Input:
....................

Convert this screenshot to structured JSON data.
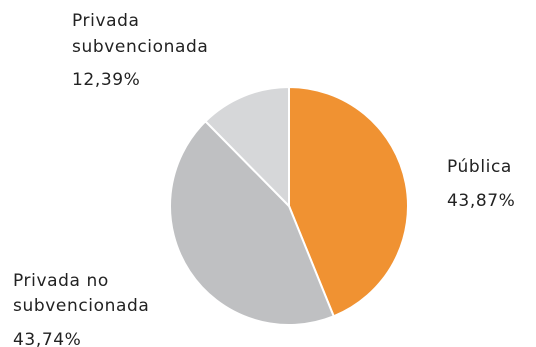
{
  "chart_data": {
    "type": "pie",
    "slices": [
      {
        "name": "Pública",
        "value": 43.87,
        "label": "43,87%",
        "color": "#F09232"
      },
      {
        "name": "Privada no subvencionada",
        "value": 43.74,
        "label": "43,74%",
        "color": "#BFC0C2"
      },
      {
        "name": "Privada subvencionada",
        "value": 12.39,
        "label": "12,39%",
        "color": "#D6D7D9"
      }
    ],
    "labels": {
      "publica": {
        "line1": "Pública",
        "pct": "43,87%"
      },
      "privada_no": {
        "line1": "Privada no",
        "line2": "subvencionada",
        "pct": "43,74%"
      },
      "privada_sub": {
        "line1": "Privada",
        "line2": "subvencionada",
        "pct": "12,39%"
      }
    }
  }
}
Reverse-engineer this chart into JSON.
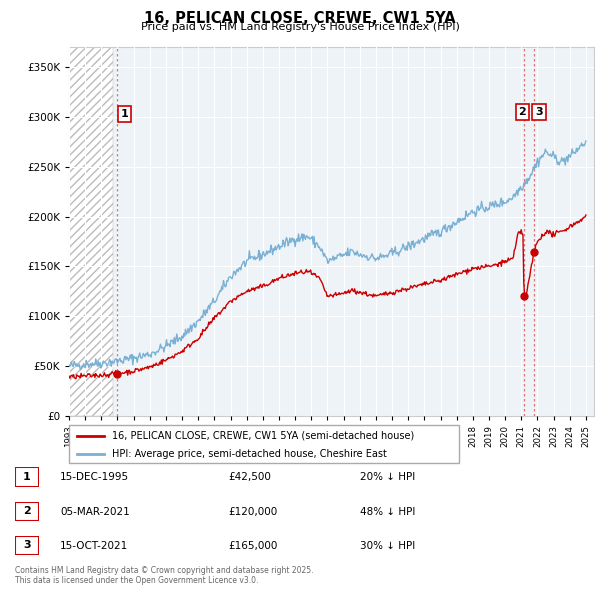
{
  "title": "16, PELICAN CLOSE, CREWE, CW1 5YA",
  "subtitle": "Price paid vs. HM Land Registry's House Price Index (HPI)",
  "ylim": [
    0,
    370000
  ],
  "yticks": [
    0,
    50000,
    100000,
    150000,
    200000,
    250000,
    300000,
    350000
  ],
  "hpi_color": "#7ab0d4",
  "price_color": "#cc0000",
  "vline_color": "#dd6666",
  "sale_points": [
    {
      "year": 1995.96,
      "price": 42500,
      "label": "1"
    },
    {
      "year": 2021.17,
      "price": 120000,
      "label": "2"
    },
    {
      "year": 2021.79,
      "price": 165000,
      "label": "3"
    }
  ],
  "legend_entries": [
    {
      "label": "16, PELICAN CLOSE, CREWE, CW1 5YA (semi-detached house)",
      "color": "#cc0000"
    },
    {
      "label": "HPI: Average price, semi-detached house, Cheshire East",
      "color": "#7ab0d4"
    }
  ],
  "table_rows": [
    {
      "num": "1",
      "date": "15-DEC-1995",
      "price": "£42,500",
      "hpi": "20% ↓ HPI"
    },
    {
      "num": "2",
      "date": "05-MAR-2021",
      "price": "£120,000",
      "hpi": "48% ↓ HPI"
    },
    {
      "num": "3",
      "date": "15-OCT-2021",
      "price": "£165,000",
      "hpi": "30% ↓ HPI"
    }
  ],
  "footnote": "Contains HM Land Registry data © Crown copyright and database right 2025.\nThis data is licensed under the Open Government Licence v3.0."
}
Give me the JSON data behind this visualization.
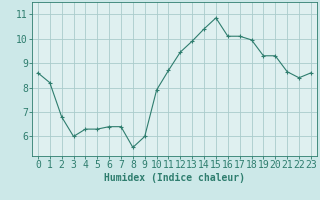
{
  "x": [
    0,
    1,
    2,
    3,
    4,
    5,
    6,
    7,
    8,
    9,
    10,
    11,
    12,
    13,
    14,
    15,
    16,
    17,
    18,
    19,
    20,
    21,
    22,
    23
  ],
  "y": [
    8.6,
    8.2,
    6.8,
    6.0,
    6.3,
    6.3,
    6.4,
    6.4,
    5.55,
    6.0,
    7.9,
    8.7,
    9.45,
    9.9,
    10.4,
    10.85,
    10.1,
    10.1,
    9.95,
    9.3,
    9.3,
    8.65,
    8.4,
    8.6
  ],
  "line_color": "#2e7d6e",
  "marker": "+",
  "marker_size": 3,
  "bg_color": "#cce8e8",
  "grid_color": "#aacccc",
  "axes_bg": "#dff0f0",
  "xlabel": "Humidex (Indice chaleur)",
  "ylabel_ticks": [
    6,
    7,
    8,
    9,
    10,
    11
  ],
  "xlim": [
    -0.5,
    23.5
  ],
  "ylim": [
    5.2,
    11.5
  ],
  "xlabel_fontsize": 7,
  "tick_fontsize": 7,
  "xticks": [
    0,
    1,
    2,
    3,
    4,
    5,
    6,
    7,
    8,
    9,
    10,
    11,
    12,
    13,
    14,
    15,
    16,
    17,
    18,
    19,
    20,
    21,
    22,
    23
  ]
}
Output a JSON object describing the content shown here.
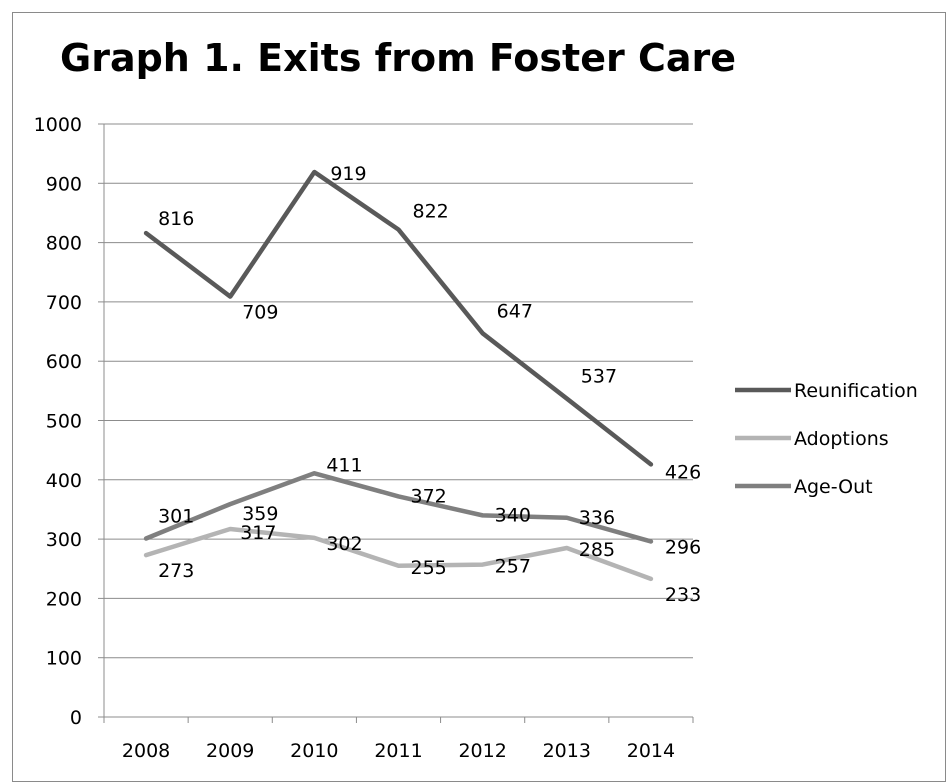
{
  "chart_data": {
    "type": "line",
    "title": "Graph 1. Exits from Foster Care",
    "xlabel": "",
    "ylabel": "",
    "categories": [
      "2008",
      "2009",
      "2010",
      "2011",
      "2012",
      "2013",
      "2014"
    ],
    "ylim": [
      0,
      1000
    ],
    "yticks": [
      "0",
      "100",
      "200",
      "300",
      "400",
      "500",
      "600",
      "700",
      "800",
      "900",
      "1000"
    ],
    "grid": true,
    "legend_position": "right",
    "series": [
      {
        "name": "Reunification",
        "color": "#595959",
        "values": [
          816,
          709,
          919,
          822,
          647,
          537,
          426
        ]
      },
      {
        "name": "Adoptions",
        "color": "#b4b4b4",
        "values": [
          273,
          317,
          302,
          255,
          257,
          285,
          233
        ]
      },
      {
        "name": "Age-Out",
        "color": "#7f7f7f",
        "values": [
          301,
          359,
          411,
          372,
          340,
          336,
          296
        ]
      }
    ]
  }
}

....................

Exercise details: Extract, from the material above, each line holding the word "name".

Expected output:
        "name": "Pública",
        "name": "Privada no subvencionada",
        "name": "Privada subvencionada",
        "name": "Reunification",
        "name": "Adoptions",
        "name": "Age-Out",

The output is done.